* **The request**:
Select every line below containing the word "应支付数额为酬劳总额".

Source data
╭──
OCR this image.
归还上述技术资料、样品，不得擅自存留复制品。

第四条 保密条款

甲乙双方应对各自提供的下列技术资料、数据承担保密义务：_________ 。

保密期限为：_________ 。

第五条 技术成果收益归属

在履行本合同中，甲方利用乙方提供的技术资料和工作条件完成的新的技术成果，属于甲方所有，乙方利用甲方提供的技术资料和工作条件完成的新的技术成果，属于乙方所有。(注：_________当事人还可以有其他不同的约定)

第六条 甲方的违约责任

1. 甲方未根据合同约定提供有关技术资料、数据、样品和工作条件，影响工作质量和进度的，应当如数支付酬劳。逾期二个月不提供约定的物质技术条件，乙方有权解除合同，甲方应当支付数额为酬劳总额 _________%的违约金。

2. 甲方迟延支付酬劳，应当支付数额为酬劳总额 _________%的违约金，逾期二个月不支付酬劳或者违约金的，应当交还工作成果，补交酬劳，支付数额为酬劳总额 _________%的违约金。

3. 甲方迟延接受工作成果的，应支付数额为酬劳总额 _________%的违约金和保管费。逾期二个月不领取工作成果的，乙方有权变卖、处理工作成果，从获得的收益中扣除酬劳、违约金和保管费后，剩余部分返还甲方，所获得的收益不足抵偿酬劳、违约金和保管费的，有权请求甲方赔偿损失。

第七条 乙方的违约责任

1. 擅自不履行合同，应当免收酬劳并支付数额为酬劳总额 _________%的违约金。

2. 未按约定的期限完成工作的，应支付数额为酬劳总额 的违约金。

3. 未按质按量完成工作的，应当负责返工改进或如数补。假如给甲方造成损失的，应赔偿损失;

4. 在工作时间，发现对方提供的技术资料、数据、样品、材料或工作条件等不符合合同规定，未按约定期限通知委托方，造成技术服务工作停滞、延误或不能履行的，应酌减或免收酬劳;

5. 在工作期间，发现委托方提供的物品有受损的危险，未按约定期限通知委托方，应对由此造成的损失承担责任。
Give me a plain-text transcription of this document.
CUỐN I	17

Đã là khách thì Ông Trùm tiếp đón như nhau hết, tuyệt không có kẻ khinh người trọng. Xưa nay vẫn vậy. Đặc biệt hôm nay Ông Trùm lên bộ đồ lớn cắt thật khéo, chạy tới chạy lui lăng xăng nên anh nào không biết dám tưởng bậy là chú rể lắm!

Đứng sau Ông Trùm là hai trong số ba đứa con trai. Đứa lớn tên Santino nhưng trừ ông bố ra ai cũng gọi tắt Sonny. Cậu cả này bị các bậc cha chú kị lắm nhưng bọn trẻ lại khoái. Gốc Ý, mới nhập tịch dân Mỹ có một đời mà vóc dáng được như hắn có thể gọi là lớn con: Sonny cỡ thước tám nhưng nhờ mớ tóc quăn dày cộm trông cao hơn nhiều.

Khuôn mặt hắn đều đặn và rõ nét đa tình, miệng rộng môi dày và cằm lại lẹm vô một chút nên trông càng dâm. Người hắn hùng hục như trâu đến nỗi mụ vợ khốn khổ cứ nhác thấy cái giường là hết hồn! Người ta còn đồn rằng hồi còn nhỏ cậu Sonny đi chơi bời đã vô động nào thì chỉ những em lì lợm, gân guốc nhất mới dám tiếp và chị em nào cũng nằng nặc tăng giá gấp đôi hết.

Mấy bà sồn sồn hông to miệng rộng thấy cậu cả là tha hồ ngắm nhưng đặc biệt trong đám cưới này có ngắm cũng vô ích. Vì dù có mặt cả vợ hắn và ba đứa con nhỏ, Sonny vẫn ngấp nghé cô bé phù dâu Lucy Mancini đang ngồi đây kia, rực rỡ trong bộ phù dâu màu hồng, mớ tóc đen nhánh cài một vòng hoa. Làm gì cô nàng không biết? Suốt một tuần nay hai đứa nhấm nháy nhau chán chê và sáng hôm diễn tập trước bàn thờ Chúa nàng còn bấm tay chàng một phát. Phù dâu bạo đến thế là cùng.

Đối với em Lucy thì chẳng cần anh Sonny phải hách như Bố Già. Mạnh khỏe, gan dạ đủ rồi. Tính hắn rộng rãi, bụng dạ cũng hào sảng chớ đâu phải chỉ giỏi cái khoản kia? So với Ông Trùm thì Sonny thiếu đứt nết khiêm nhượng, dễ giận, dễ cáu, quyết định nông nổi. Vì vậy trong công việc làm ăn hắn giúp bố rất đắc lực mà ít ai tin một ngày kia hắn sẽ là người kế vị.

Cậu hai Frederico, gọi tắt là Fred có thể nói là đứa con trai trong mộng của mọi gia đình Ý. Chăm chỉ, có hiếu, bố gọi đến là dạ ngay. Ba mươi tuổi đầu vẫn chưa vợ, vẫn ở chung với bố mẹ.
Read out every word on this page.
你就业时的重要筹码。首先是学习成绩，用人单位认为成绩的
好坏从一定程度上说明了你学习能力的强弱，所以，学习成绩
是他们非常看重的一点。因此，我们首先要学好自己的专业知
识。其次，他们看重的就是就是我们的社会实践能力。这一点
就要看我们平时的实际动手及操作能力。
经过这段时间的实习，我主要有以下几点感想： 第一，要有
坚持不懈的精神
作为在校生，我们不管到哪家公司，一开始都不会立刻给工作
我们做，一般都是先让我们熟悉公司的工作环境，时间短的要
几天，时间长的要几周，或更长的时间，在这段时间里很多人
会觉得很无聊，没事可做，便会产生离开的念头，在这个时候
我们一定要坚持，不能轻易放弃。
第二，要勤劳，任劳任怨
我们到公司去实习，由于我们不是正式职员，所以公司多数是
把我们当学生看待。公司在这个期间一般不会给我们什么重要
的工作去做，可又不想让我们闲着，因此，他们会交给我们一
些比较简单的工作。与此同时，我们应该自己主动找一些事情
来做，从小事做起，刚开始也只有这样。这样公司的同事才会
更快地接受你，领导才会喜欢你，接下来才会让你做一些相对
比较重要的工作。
╰──
* **Solution**:
3. 甲方迟延接受工作成果的，应支付数额为酬劳总额 _________%的违约金和保管费。逾期二个月不领取工作成果的，乙方有权变卖、处理工作成果，从获得的收益中扣除酬劳、违约金和保管费后，剩余部分返还甲方，所获得的收益不足抵偿酬劳、违约金和保管费的，有权请求甲方赔偿损失。
2. 未按约定的期限完成工作的，应支付数额为酬劳总额 的违约金。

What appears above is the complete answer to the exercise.